- [Exercise details]:
Would you write out the listing verbatim and skip every picture in it?

- [Input rows]:
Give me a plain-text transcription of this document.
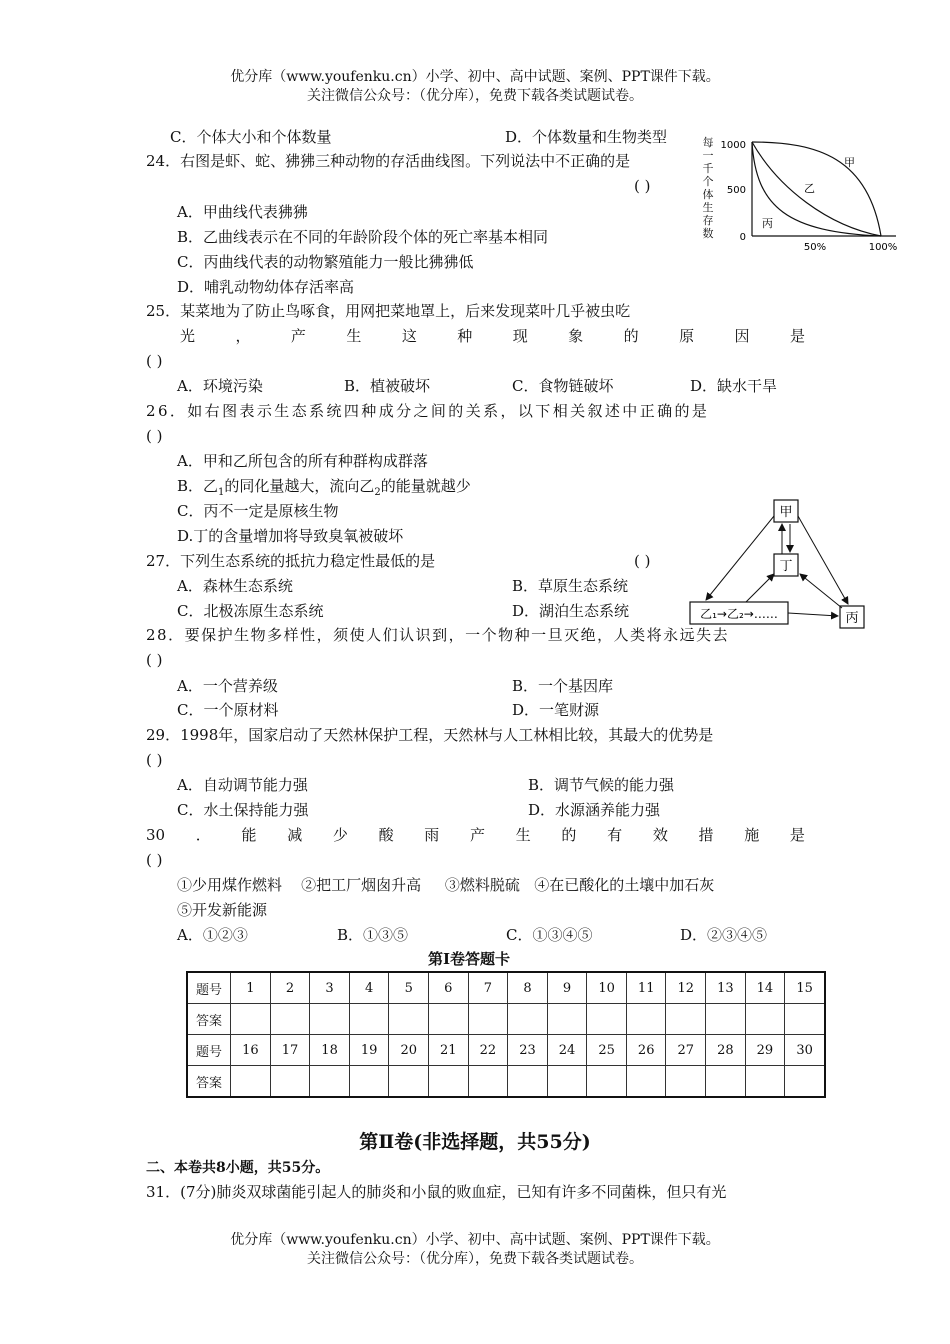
优分库（www.youfenku.cn）小学、初中、高中试题、案例、PPT课件下载。
关注微信公众号：（优分库），免费下载各类试题试卷。
C．个体大小和个体数量	D．个体数量和生物类型
24．右图是虾、蛇、狒狒三种动物的存活曲线图。下列说法中不正确的是
( )
A．甲曲线代表狒狒
B．乙曲线表示在不同的年龄阶段个体的死亡率基本相同
C．丙曲线代表的动物繁殖能力一般比狒狒低
D．哺乳动物幼体存活率高
每
一
千
个
体
生
存
数
1000
500
0
甲
乙
丙
50%	100%
25．某菜地为了防止鸟啄食，用网把菜地罩上，后来发现菜叶几乎被虫吃
光	，	产	生	这	种	现	象	的	原	因	是
( )
A．环境污染	B．植被破坏	C．食物链破坏	D．缺水干旱
26．如右图表示生态系统四种成分之间的关系，以下相关叙述中正确的是
( )
A．甲和乙所包含的所有种群构成群落
B．乙$_1$的同化量越大，流向乙$_2$的能量就越少
C．丙不一定是原核生物
D.丁的含量增加将导致臭氧被破坏
甲
丁
乙₁→乙₂→……	丙
27．下列生态系统的抵抗力稳定性最低的是	( )
A．森林生态系统	B．草原生态系统
C．北极冻原生态系统	D．湖泊生态系统
28．要保护生物多样性，须使人们认识到，一个物种一旦灭绝，人类将永远失去
( )
A．一个营养级	B．一个基因库
C．一个原材料	D．一笔财源
29．1998年，国家启动了天然林保护工程，天然林与人工林相比较，其最大的优势是
( )
A．自动调节能力强	B．调节气候的能力强
C．水土保持能力强	D．水源涵养能力强
30 ． 能 减 少 酸 雨 产 生 的 有 效 措 施 是
( )
①少用煤作燃料    ②把工厂烟囱升高     ③燃料脱硫   ④在已酸化的土壤中加石灰
⑤开发新能源
A．①②③	B．①③⑤	C．①③④⑤	D．②③④⑤
第Ⅰ卷答题卡
题号	1	2	3	4	5	6	7	8	9	10	11	12	13	14	15
答案															
题号	16	17	18	19	20	21	22	23	24	25	26	27	28	29	30
答案															
第Ⅱ卷(非选择题，共55分)
二、本卷共8小题，共55分。
31．(7分)肺炎双球菌能引起人的肺炎和小鼠的败血症，已知有许多不同菌株，但只有光
优分库（www.youfenku.cn）小学、初中、高中试题、案例、PPT课件下载。
关注微信公众号：（优分库），免费下载各类试题试卷。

- [Worked answer]:
Give me a plain-text transcription of this document.
优分库（www.youfenku.cn）小学、初中、高中试题、案例、PPT课件下载。
关注微信公众号：（优分库），免费下载各类试题试卷。
C．个体大小和个体数量	D．个体数量和生物类型
24．右图是虾、蛇、狒狒三种动物的存活曲线图。下列说法中不正确的是
( )
A．甲曲线代表狒狒
B．乙曲线表示在不同的年龄阶段个体的死亡率基本相同
C．丙曲线代表的动物繁殖能力一般比狒狒低
D．哺乳动物幼体存活率高
每
一
千
个
体
生
存
数
1000
500
0
甲
乙
丙
50%	100%
25．某菜地为了防止鸟啄食，用网把菜地罩上，后来发现菜叶几乎被虫吃
光	，	产	生	这	种	现	象	的	原	因	是
( )
A．环境污染	B．植被破坏	C．食物链破坏	D．缺水干旱
26．如右图表示生态系统四种成分之间的关系，以下相关叙述中正确的是
( )
A．甲和乙所包含的所有种群构成群落
B．乙$_1$的同化量越大，流向乙$_2$的能量就越少
C．丙不一定是原核生物
D.丁的含量增加将导致臭氧被破坏
甲
丁
乙₁→乙₂→……	丙
27．下列生态系统的抵抗力稳定性最低的是	( )
A．森林生态系统	B．草原生态系统
C．北极冻原生态系统	D．湖泊生态系统
28．要保护生物多样性，须使人们认识到，一个物种一旦灭绝，人类将永远失去
( )
A．一个营养级	B．一个基因库
C．一个原材料	D．一笔财源
29．1998年，国家启动了天然林保护工程，天然林与人工林相比较，其最大的优势是
( )
A．自动调节能力强	B．调节气候的能力强
C．水土保持能力强	D．水源涵养能力强
30 ． 能 减 少 酸 雨 产 生 的 有 效 措 施 是
( )
①少用煤作燃料    ②把工厂烟囱升高     ③燃料脱硫   ④在已酸化的土壤中加石灰
⑤开发新能源
A．①②③	B．①③⑤	C．①③④⑤	D．②③④⑤
第Ⅰ卷答题卡
题号	1	2	3	4	5	6	7	8	9	10	11	12	13	14	15
答案															
题号	16	17	18	19	20	21	22	23	24	25	26	27	28	29	30
答案															
第Ⅱ卷(非选择题，共55分)
二、本卷共8小题，共55分。
31．(7分)肺炎双球菌能引起人的肺炎和小鼠的败血症，已知有许多不同菌株，但只有光
优分库（www.youfenku.cn）小学、初中、高中试题、案例、PPT课件下载。
关注微信公众号：（优分库），免费下载各类试题试卷。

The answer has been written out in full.